▶ _Records supplied_
******************************
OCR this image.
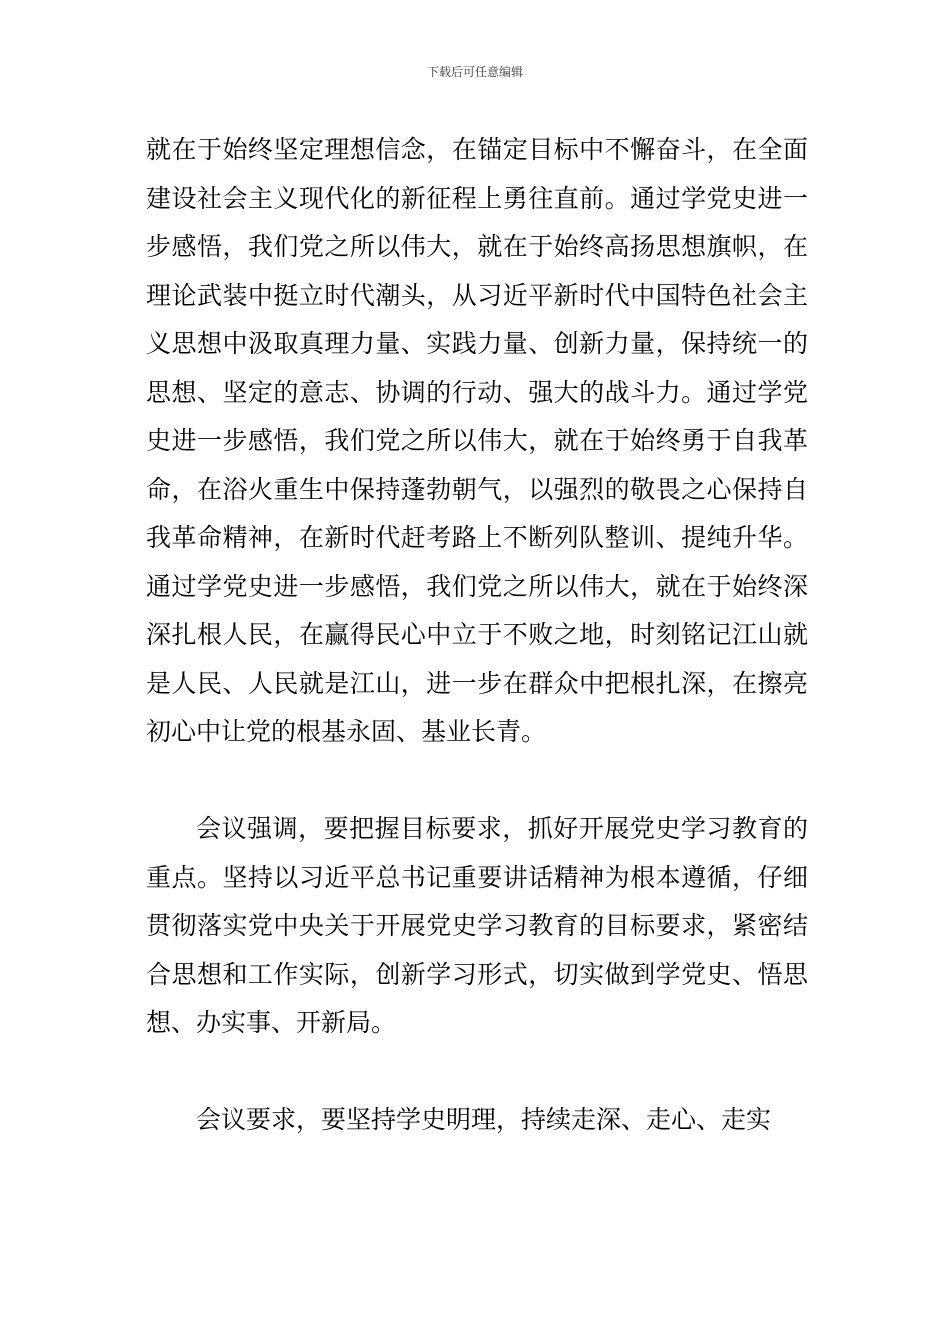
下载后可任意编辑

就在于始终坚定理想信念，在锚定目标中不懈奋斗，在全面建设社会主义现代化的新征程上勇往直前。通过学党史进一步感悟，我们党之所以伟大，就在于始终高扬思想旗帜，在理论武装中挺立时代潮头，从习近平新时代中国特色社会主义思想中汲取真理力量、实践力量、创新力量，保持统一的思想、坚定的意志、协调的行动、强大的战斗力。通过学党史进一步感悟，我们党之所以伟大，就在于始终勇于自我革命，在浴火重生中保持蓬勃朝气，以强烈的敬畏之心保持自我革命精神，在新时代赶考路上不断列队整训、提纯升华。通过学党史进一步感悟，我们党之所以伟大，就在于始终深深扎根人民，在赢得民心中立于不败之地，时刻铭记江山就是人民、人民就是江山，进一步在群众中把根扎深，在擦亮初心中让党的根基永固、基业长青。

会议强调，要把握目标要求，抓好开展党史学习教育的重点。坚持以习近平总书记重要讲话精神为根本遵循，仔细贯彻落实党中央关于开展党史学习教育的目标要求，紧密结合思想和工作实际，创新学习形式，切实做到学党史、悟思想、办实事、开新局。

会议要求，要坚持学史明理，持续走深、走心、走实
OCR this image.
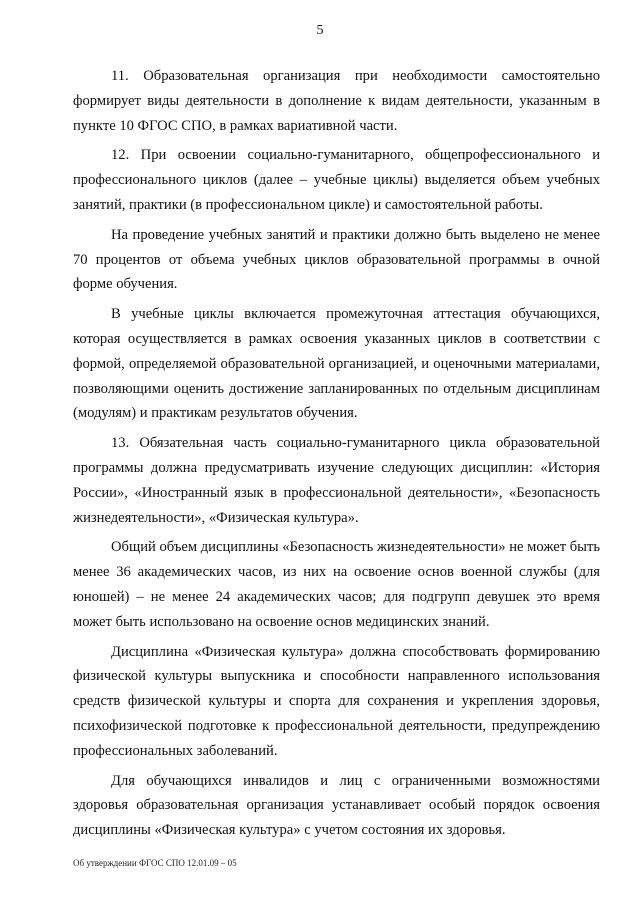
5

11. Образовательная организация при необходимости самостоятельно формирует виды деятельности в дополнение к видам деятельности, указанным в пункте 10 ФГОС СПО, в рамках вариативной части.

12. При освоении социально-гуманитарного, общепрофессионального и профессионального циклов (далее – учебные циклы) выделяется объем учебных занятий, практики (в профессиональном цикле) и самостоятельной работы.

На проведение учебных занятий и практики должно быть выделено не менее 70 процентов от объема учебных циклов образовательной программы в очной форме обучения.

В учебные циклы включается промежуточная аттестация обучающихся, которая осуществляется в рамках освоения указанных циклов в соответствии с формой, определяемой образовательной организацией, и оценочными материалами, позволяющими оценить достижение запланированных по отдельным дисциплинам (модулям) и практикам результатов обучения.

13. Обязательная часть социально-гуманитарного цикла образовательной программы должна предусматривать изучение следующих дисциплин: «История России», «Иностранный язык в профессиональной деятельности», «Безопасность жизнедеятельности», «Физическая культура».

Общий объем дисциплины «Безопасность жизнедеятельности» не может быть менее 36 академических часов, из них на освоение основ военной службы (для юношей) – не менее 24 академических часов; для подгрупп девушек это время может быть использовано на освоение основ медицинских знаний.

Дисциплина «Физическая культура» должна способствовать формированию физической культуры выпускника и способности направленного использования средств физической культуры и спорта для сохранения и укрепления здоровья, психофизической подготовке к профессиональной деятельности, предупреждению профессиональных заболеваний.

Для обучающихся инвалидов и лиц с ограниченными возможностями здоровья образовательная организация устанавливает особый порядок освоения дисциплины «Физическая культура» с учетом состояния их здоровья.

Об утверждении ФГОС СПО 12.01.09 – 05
******************************
▶ _Written instruction_
Show each line of the data that contains the string "быть".

▶ _Written response_
На проведение учебных занятий и практики должно быть выделено не менее 70 процентов от объема учебных циклов образовательной программы в очной форме обучения.
Общий объем дисциплины «Безопасность жизнедеятельности» не может быть менее 36 академических часов, из них на освоение основ военной службы (для юношей) – не менее 24 академических часов; для подгрупп девушек это время может быть использовано на освоение основ медицинских знаний.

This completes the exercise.